*TASK PROMPT*
Leave out the pictures and repeat the data exactly.

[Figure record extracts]
** Start **
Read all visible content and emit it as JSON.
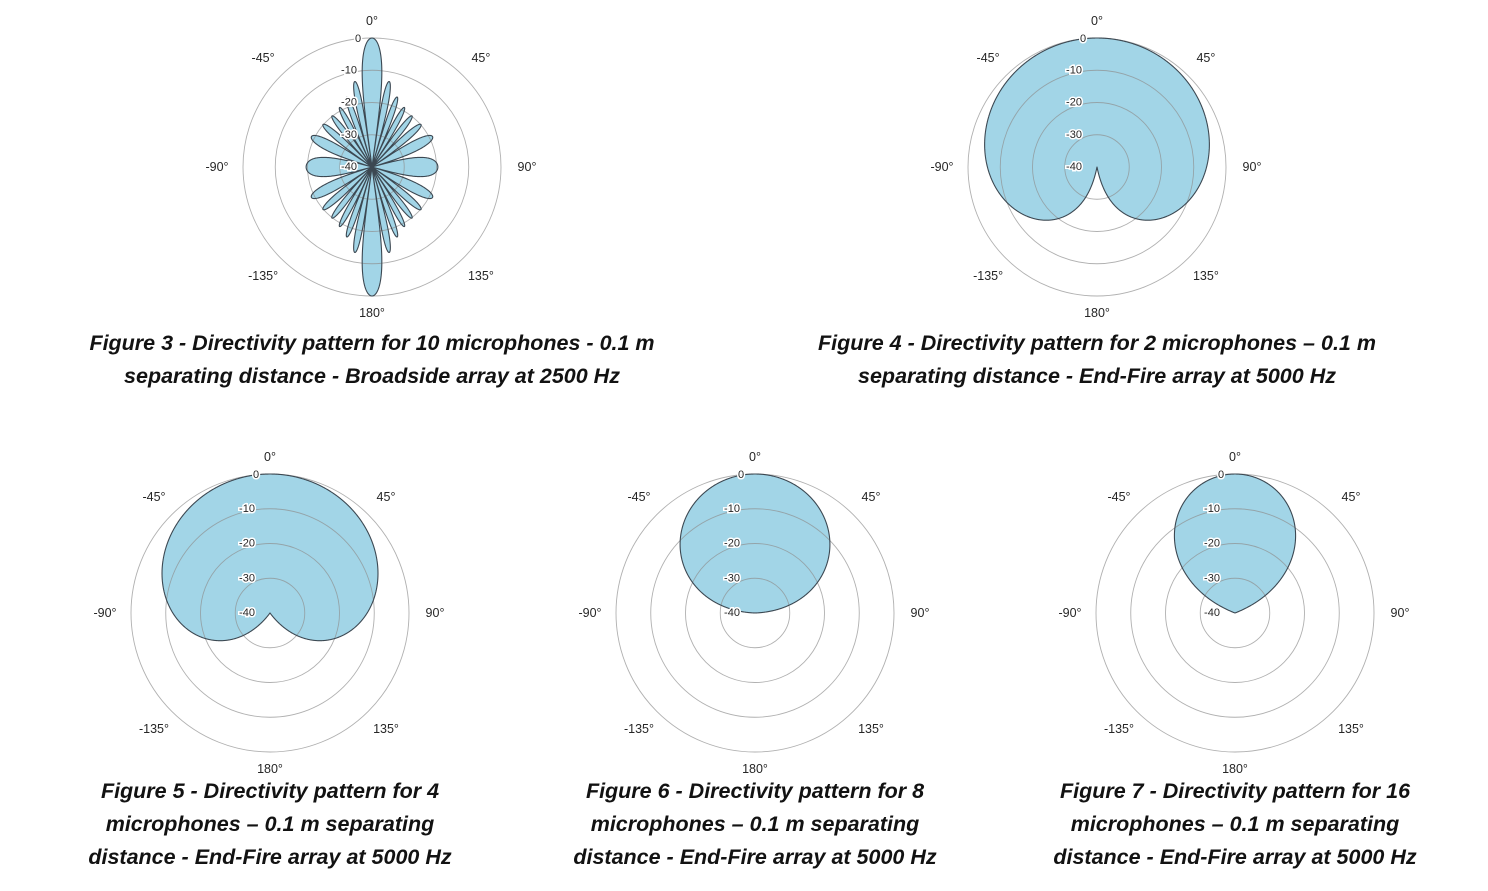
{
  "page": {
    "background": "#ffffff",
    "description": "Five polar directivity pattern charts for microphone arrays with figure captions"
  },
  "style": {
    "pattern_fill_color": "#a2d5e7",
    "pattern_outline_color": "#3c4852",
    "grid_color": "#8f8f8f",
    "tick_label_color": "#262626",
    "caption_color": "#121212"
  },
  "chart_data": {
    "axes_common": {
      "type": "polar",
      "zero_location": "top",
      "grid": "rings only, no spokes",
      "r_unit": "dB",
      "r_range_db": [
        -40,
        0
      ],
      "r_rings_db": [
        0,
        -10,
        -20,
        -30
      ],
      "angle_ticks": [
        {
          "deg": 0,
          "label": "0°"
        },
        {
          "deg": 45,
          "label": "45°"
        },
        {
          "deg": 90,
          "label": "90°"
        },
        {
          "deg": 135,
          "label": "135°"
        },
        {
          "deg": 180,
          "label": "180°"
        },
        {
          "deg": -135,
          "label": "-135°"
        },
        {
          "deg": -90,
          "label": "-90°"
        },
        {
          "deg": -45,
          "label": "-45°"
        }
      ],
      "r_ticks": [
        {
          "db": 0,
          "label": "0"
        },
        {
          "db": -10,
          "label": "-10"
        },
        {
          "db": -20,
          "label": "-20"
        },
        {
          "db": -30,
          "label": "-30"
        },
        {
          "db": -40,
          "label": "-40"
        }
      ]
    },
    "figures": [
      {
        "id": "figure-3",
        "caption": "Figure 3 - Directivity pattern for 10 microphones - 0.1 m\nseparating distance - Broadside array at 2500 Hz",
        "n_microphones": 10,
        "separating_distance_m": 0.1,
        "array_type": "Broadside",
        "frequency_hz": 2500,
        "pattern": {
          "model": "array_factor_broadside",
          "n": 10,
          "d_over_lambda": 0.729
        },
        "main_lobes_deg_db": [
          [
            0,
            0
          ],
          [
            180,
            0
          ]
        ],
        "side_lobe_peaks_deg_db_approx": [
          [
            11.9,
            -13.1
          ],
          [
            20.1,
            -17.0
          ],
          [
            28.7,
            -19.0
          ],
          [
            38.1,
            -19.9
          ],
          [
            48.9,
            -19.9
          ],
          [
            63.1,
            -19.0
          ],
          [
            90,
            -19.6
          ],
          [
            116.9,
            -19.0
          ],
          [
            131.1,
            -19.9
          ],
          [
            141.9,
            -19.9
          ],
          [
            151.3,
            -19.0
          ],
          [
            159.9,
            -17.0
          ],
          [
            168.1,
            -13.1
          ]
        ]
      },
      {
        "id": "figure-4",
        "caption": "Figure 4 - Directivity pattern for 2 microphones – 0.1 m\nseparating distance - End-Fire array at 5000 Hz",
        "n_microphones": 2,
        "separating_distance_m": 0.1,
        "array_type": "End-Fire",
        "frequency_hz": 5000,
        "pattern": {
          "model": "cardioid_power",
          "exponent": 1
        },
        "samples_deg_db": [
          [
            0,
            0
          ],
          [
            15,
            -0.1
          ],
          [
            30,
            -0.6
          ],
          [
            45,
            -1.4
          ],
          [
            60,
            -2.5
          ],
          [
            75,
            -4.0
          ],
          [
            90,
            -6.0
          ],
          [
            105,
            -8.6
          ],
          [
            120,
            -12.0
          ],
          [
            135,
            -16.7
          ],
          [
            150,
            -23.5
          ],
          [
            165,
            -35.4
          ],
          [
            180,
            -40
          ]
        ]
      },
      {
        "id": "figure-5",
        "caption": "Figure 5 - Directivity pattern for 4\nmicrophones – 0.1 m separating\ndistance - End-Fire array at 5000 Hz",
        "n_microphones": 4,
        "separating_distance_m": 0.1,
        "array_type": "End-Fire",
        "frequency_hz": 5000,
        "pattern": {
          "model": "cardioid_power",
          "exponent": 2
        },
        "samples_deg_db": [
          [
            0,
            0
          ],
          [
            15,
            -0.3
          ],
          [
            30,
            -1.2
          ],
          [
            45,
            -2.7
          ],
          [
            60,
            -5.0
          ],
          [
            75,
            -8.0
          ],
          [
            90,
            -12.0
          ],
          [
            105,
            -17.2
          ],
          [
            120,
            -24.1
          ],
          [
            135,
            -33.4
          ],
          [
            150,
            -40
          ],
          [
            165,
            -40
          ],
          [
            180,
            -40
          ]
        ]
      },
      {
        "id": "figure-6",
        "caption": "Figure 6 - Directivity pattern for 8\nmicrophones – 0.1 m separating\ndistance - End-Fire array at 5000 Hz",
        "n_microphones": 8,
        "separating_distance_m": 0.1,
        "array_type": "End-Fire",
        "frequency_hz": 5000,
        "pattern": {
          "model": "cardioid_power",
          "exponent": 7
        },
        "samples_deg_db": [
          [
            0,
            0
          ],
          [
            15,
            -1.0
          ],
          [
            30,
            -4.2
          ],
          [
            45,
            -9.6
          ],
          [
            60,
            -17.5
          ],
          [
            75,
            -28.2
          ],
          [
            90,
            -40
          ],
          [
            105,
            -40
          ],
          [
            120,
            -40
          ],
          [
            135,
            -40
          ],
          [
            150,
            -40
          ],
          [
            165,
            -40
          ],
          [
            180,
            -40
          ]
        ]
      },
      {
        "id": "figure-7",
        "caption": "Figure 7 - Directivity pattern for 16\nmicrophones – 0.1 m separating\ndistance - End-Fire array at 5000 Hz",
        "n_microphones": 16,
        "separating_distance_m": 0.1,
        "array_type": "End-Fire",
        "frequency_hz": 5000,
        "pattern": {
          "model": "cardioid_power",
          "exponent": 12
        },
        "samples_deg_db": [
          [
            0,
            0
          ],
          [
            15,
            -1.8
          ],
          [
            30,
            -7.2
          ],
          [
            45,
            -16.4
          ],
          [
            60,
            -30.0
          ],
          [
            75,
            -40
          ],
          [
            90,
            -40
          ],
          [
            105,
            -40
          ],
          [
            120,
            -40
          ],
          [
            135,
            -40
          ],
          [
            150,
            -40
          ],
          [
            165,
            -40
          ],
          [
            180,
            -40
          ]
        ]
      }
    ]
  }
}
** End **
*TASK SOLUTION*
Read all visible content and emit it as JSON.
{
  "page": {
    "background": "#ffffff",
    "description": "Five polar directivity pattern charts for microphone arrays with figure captions"
  },
  "style": {
    "pattern_fill_color": "#a2d5e7",
    "pattern_outline_color": "#3c4852",
    "grid_color": "#8f8f8f",
    "tick_label_color": "#262626",
    "caption_color": "#121212"
  },
  "chart_data": {
    "axes_common": {
      "type": "polar",
      "zero_location": "top",
      "grid": "rings only, no spokes",
      "r_unit": "dB",
      "r_range_db": [
        -40,
        0
      ],
      "r_rings_db": [
        0,
        -10,
        -20,
        -30
      ],
      "angle_ticks": [
        {
          "deg": 0,
          "label": "0°"
        },
        {
          "deg": 45,
          "label": "45°"
        },
        {
          "deg": 90,
          "label": "90°"
        },
        {
          "deg": 135,
          "label": "135°"
        },
        {
          "deg": 180,
          "label": "180°"
        },
        {
          "deg": -135,
          "label": "-135°"
        },
        {
          "deg": -90,
          "label": "-90°"
        },
        {
          "deg": -45,
          "label": "-45°"
        }
      ],
      "r_ticks": [
        {
          "db": 0,
          "label": "0"
        },
        {
          "db": -10,
          "label": "-10"
        },
        {
          "db": -20,
          "label": "-20"
        },
        {
          "db": -30,
          "label": "-30"
        },
        {
          "db": -40,
          "label": "-40"
        }
      ]
    },
    "figures": [
      {
        "id": "figure-3",
        "caption": "Figure 3 - Directivity pattern for 10 microphones - 0.1 m\nseparating distance - Broadside array at 2500 Hz",
        "n_microphones": 10,
        "separating_distance_m": 0.1,
        "array_type": "Broadside",
        "frequency_hz": 2500,
        "pattern": {
          "model": "array_factor_broadside",
          "n": 10,
          "d_over_lambda": 0.729
        },
        "main_lobes_deg_db": [
          [
            0,
            0
          ],
          [
            180,
            0
          ]
        ],
        "side_lobe_peaks_deg_db_approx": [
          [
            11.9,
            -13.1
          ],
          [
            20.1,
            -17.0
          ],
          [
            28.7,
            -19.0
          ],
          [
            38.1,
            -19.9
          ],
          [
            48.9,
            -19.9
          ],
          [
            63.1,
            -19.0
          ],
          [
            90,
            -19.6
          ],
          [
            116.9,
            -19.0
          ],
          [
            131.1,
            -19.9
          ],
          [
            141.9,
            -19.9
          ],
          [
            151.3,
            -19.0
          ],
          [
            159.9,
            -17.0
          ],
          [
            168.1,
            -13.1
          ]
        ]
      },
      {
        "id": "figure-4",
        "caption": "Figure 4 - Directivity pattern for 2 microphones – 0.1 m\nseparating distance - End-Fire array at 5000 Hz",
        "n_microphones": 2,
        "separating_distance_m": 0.1,
        "array_type": "End-Fire",
        "frequency_hz": 5000,
        "pattern": {
          "model": "cardioid_power",
          "exponent": 1
        },
        "samples_deg_db": [
          [
            0,
            0
          ],
          [
            15,
            -0.1
          ],
          [
            30,
            -0.6
          ],
          [
            45,
            -1.4
          ],
          [
            60,
            -2.5
          ],
          [
            75,
            -4.0
          ],
          [
            90,
            -6.0
          ],
          [
            105,
            -8.6
          ],
          [
            120,
            -12.0
          ],
          [
            135,
            -16.7
          ],
          [
            150,
            -23.5
          ],
          [
            165,
            -35.4
          ],
          [
            180,
            -40
          ]
        ]
      },
      {
        "id": "figure-5",
        "caption": "Figure 5 - Directivity pattern for 4\nmicrophones – 0.1 m separating\ndistance - End-Fire array at 5000 Hz",
        "n_microphones": 4,
        "separating_distance_m": 0.1,
        "array_type": "End-Fire",
        "frequency_hz": 5000,
        "pattern": {
          "model": "cardioid_power",
          "exponent": 2
        },
        "samples_deg_db": [
          [
            0,
            0
          ],
          [
            15,
            -0.3
          ],
          [
            30,
            -1.2
          ],
          [
            45,
            -2.7
          ],
          [
            60,
            -5.0
          ],
          [
            75,
            -8.0
          ],
          [
            90,
            -12.0
          ],
          [
            105,
            -17.2
          ],
          [
            120,
            -24.1
          ],
          [
            135,
            -33.4
          ],
          [
            150,
            -40
          ],
          [
            165,
            -40
          ],
          [
            180,
            -40
          ]
        ]
      },
      {
        "id": "figure-6",
        "caption": "Figure 6 - Directivity pattern for 8\nmicrophones – 0.1 m separating\ndistance - End-Fire array at 5000 Hz",
        "n_microphones": 8,
        "separating_distance_m": 0.1,
        "array_type": "End-Fire",
        "frequency_hz": 5000,
        "pattern": {
          "model": "cardioid_power",
          "exponent": 7
        },
        "samples_deg_db": [
          [
            0,
            0
          ],
          [
            15,
            -1.0
          ],
          [
            30,
            -4.2
          ],
          [
            45,
            -9.6
          ],
          [
            60,
            -17.5
          ],
          [
            75,
            -28.2
          ],
          [
            90,
            -40
          ],
          [
            105,
            -40
          ],
          [
            120,
            -40
          ],
          [
            135,
            -40
          ],
          [
            150,
            -40
          ],
          [
            165,
            -40
          ],
          [
            180,
            -40
          ]
        ]
      },
      {
        "id": "figure-7",
        "caption": "Figure 7 - Directivity pattern for 16\nmicrophones – 0.1 m separating\ndistance - End-Fire array at 5000 Hz",
        "n_microphones": 16,
        "separating_distance_m": 0.1,
        "array_type": "End-Fire",
        "frequency_hz": 5000,
        "pattern": {
          "model": "cardioid_power",
          "exponent": 12
        },
        "samples_deg_db": [
          [
            0,
            0
          ],
          [
            15,
            -1.8
          ],
          [
            30,
            -7.2
          ],
          [
            45,
            -16.4
          ],
          [
            60,
            -30.0
          ],
          [
            75,
            -40
          ],
          [
            90,
            -40
          ],
          [
            105,
            -40
          ],
          [
            120,
            -40
          ],
          [
            135,
            -40
          ],
          [
            150,
            -40
          ],
          [
            165,
            -40
          ],
          [
            180,
            -40
          ]
        ]
      }
    ]
  }
}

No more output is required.